** BEGIN Records to use **
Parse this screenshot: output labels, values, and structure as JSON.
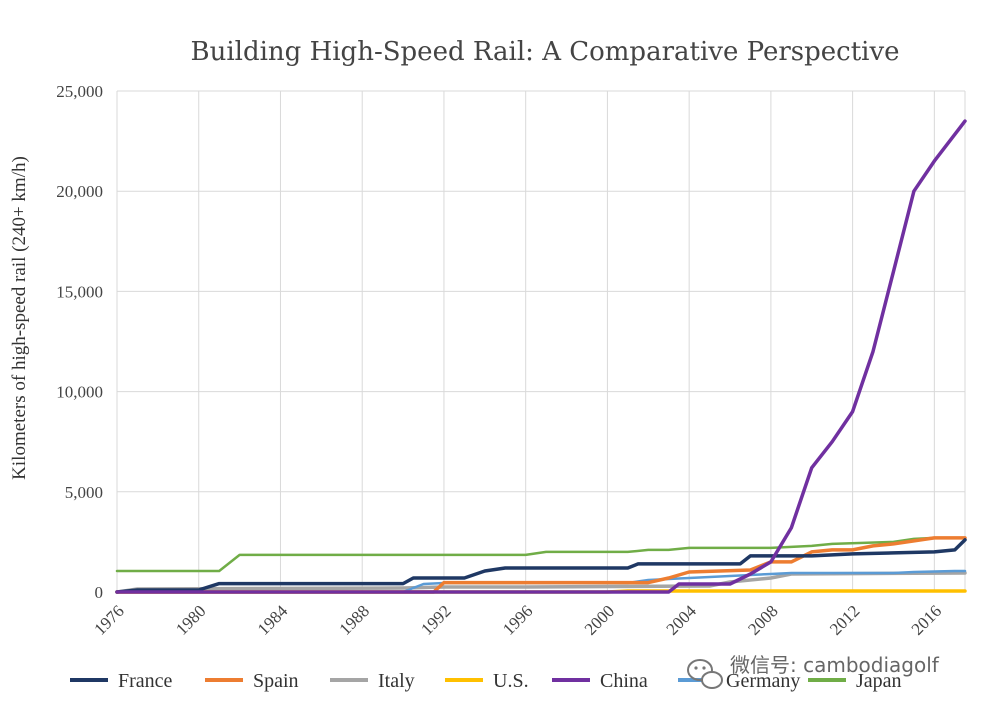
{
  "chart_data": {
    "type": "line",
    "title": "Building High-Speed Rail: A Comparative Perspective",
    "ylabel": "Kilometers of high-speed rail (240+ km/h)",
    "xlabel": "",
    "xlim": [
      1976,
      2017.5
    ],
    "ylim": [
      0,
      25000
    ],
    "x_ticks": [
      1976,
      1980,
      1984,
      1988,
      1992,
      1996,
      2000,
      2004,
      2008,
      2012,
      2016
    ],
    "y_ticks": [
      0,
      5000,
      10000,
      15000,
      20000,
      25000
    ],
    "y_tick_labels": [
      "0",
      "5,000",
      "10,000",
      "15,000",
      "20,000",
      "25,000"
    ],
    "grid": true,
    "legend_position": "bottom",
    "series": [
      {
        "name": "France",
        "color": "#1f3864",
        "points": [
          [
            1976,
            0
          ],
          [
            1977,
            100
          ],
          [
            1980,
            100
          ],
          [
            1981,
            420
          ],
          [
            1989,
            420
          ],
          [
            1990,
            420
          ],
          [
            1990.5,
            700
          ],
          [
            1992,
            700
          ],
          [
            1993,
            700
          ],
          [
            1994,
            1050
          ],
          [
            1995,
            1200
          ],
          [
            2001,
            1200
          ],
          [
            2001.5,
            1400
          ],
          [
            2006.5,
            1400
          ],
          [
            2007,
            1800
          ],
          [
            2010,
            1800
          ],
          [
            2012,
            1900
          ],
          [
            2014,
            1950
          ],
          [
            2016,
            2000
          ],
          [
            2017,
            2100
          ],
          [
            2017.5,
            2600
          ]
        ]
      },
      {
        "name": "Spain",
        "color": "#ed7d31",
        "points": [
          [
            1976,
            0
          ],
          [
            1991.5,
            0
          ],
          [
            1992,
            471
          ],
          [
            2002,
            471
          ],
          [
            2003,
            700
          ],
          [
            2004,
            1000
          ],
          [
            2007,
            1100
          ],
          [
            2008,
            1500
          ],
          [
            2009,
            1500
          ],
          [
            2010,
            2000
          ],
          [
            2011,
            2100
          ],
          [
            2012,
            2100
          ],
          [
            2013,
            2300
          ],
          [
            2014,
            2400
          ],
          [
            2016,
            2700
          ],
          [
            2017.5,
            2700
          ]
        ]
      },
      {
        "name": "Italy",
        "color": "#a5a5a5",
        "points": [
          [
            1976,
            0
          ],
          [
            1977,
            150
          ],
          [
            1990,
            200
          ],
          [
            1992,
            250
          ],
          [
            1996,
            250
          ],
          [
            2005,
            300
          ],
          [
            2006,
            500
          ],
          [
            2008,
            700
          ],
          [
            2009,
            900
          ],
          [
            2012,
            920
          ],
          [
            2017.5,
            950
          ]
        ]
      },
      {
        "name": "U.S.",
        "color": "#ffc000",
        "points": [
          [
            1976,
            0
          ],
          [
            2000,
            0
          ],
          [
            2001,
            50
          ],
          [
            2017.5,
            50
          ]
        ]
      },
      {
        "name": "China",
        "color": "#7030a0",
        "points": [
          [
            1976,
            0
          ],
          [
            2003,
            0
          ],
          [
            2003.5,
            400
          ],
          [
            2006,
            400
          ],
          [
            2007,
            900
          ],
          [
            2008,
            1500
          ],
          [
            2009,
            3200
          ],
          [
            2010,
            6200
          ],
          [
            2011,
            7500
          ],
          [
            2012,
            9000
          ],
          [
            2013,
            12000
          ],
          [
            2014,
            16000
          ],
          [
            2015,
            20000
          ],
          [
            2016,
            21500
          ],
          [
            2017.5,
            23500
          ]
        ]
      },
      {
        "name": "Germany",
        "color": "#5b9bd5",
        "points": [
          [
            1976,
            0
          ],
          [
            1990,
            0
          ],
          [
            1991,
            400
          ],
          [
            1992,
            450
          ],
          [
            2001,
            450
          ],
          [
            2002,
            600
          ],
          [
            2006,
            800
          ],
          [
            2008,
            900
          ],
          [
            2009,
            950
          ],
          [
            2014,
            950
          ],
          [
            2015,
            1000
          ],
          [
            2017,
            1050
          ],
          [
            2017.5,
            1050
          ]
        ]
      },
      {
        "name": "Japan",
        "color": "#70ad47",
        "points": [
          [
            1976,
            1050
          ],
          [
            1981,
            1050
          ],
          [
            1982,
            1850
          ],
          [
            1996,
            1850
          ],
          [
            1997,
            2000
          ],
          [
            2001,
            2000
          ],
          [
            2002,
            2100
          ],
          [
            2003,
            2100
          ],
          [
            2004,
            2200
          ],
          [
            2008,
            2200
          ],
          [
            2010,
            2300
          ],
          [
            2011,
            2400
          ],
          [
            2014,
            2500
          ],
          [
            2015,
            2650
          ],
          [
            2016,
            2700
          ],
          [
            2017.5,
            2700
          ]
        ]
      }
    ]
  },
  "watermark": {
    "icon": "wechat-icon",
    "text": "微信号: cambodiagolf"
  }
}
** END Records to use **
## Written instruction
Your task is an exact transcription of all the data, minus the pictures.

## Written response
Parse this screenshot: output labels, values, and structure as JSON.
{
  "chart_data": {
    "type": "line",
    "title": "Building High-Speed Rail: A Comparative Perspective",
    "ylabel": "Kilometers of high-speed rail (240+ km/h)",
    "xlabel": "",
    "xlim": [
      1976,
      2017.5
    ],
    "ylim": [
      0,
      25000
    ],
    "x_ticks": [
      1976,
      1980,
      1984,
      1988,
      1992,
      1996,
      2000,
      2004,
      2008,
      2012,
      2016
    ],
    "y_ticks": [
      0,
      5000,
      10000,
      15000,
      20000,
      25000
    ],
    "y_tick_labels": [
      "0",
      "5,000",
      "10,000",
      "15,000",
      "20,000",
      "25,000"
    ],
    "grid": true,
    "legend_position": "bottom",
    "series": [
      {
        "name": "France",
        "color": "#1f3864",
        "points": [
          [
            1976,
            0
          ],
          [
            1977,
            100
          ],
          [
            1980,
            100
          ],
          [
            1981,
            420
          ],
          [
            1989,
            420
          ],
          [
            1990,
            420
          ],
          [
            1990.5,
            700
          ],
          [
            1992,
            700
          ],
          [
            1993,
            700
          ],
          [
            1994,
            1050
          ],
          [
            1995,
            1200
          ],
          [
            2001,
            1200
          ],
          [
            2001.5,
            1400
          ],
          [
            2006.5,
            1400
          ],
          [
            2007,
            1800
          ],
          [
            2010,
            1800
          ],
          [
            2012,
            1900
          ],
          [
            2014,
            1950
          ],
          [
            2016,
            2000
          ],
          [
            2017,
            2100
          ],
          [
            2017.5,
            2600
          ]
        ]
      },
      {
        "name": "Spain",
        "color": "#ed7d31",
        "points": [
          [
            1976,
            0
          ],
          [
            1991.5,
            0
          ],
          [
            1992,
            471
          ],
          [
            2002,
            471
          ],
          [
            2003,
            700
          ],
          [
            2004,
            1000
          ],
          [
            2007,
            1100
          ],
          [
            2008,
            1500
          ],
          [
            2009,
            1500
          ],
          [
            2010,
            2000
          ],
          [
            2011,
            2100
          ],
          [
            2012,
            2100
          ],
          [
            2013,
            2300
          ],
          [
            2014,
            2400
          ],
          [
            2016,
            2700
          ],
          [
            2017.5,
            2700
          ]
        ]
      },
      {
        "name": "Italy",
        "color": "#a5a5a5",
        "points": [
          [
            1976,
            0
          ],
          [
            1977,
            150
          ],
          [
            1990,
            200
          ],
          [
            1992,
            250
          ],
          [
            1996,
            250
          ],
          [
            2005,
            300
          ],
          [
            2006,
            500
          ],
          [
            2008,
            700
          ],
          [
            2009,
            900
          ],
          [
            2012,
            920
          ],
          [
            2017.5,
            950
          ]
        ]
      },
      {
        "name": "U.S.",
        "color": "#ffc000",
        "points": [
          [
            1976,
            0
          ],
          [
            2000,
            0
          ],
          [
            2001,
            50
          ],
          [
            2017.5,
            50
          ]
        ]
      },
      {
        "name": "China",
        "color": "#7030a0",
        "points": [
          [
            1976,
            0
          ],
          [
            2003,
            0
          ],
          [
            2003.5,
            400
          ],
          [
            2006,
            400
          ],
          [
            2007,
            900
          ],
          [
            2008,
            1500
          ],
          [
            2009,
            3200
          ],
          [
            2010,
            6200
          ],
          [
            2011,
            7500
          ],
          [
            2012,
            9000
          ],
          [
            2013,
            12000
          ],
          [
            2014,
            16000
          ],
          [
            2015,
            20000
          ],
          [
            2016,
            21500
          ],
          [
            2017.5,
            23500
          ]
        ]
      },
      {
        "name": "Germany",
        "color": "#5b9bd5",
        "points": [
          [
            1976,
            0
          ],
          [
            1990,
            0
          ],
          [
            1991,
            400
          ],
          [
            1992,
            450
          ],
          [
            2001,
            450
          ],
          [
            2002,
            600
          ],
          [
            2006,
            800
          ],
          [
            2008,
            900
          ],
          [
            2009,
            950
          ],
          [
            2014,
            950
          ],
          [
            2015,
            1000
          ],
          [
            2017,
            1050
          ],
          [
            2017.5,
            1050
          ]
        ]
      },
      {
        "name": "Japan",
        "color": "#70ad47",
        "points": [
          [
            1976,
            1050
          ],
          [
            1981,
            1050
          ],
          [
            1982,
            1850
          ],
          [
            1996,
            1850
          ],
          [
            1997,
            2000
          ],
          [
            2001,
            2000
          ],
          [
            2002,
            2100
          ],
          [
            2003,
            2100
          ],
          [
            2004,
            2200
          ],
          [
            2008,
            2200
          ],
          [
            2010,
            2300
          ],
          [
            2011,
            2400
          ],
          [
            2014,
            2500
          ],
          [
            2015,
            2650
          ],
          [
            2016,
            2700
          ],
          [
            2017.5,
            2700
          ]
        ]
      }
    ]
  },
  "watermark": {
    "icon": "wechat-icon",
    "text": "微信号: cambodiagolf"
  }
}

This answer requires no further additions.